**Written request**
Write out the listing beneath this instruction in its entirety, exactly as it reads.

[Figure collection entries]

┌──

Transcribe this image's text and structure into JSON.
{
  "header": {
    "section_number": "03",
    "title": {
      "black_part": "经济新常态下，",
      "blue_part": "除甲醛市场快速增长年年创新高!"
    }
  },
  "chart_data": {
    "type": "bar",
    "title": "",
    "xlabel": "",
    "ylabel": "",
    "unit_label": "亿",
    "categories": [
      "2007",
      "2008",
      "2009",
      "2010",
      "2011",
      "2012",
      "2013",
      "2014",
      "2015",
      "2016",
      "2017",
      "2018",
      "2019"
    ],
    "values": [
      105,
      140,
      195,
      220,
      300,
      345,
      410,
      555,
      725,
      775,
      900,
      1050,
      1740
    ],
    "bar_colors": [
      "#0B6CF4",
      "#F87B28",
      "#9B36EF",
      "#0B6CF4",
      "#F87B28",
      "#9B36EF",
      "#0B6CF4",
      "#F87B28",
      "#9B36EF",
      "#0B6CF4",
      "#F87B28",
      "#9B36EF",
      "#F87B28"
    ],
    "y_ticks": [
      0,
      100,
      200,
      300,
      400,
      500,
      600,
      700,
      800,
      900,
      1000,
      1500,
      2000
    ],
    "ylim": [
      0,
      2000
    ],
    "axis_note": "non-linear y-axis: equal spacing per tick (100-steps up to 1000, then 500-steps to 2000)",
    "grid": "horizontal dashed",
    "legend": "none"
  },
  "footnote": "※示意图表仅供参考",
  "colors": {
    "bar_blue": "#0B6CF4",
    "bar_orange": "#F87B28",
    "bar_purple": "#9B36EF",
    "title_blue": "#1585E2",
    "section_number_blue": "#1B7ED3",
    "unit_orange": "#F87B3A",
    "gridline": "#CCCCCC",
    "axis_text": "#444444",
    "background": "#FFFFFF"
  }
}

└──

**Full answer**
Transcribe this image's text and structure into JSON.
{
  "header": {
    "section_number": "03",
    "title": {
      "black_part": "经济新常态下，",
      "blue_part": "除甲醛市场快速增长年年创新高!"
    }
  },
  "chart_data": {
    "type": "bar",
    "title": "",
    "xlabel": "",
    "ylabel": "",
    "unit_label": "亿",
    "categories": [
      "2007",
      "2008",
      "2009",
      "2010",
      "2011",
      "2012",
      "2013",
      "2014",
      "2015",
      "2016",
      "2017",
      "2018",
      "2019"
    ],
    "values": [
      105,
      140,
      195,
      220,
      300,
      345,
      410,
      555,
      725,
      775,
      900,
      1050,
      1740
    ],
    "bar_colors": [
      "#0B6CF4",
      "#F87B28",
      "#9B36EF",
      "#0B6CF4",
      "#F87B28",
      "#9B36EF",
      "#0B6CF4",
      "#F87B28",
      "#9B36EF",
      "#0B6CF4",
      "#F87B28",
      "#9B36EF",
      "#F87B28"
    ],
    "y_ticks": [
      0,
      100,
      200,
      300,
      400,
      500,
      600,
      700,
      800,
      900,
      1000,
      1500,
      2000
    ],
    "ylim": [
      0,
      2000
    ],
    "axis_note": "non-linear y-axis: equal spacing per tick (100-steps up to 1000, then 500-steps to 2000)",
    "grid": "horizontal dashed",
    "legend": "none"
  },
  "footnote": "※示意图表仅供参考",
  "colors": {
    "bar_blue": "#0B6CF4",
    "bar_orange": "#F87B28",
    "bar_purple": "#9B36EF",
    "title_blue": "#1585E2",
    "section_number_blue": "#1B7ED3",
    "unit_orange": "#F87B3A",
    "gridline": "#CCCCCC",
    "axis_text": "#444444",
    "background": "#FFFFFF"
  }
}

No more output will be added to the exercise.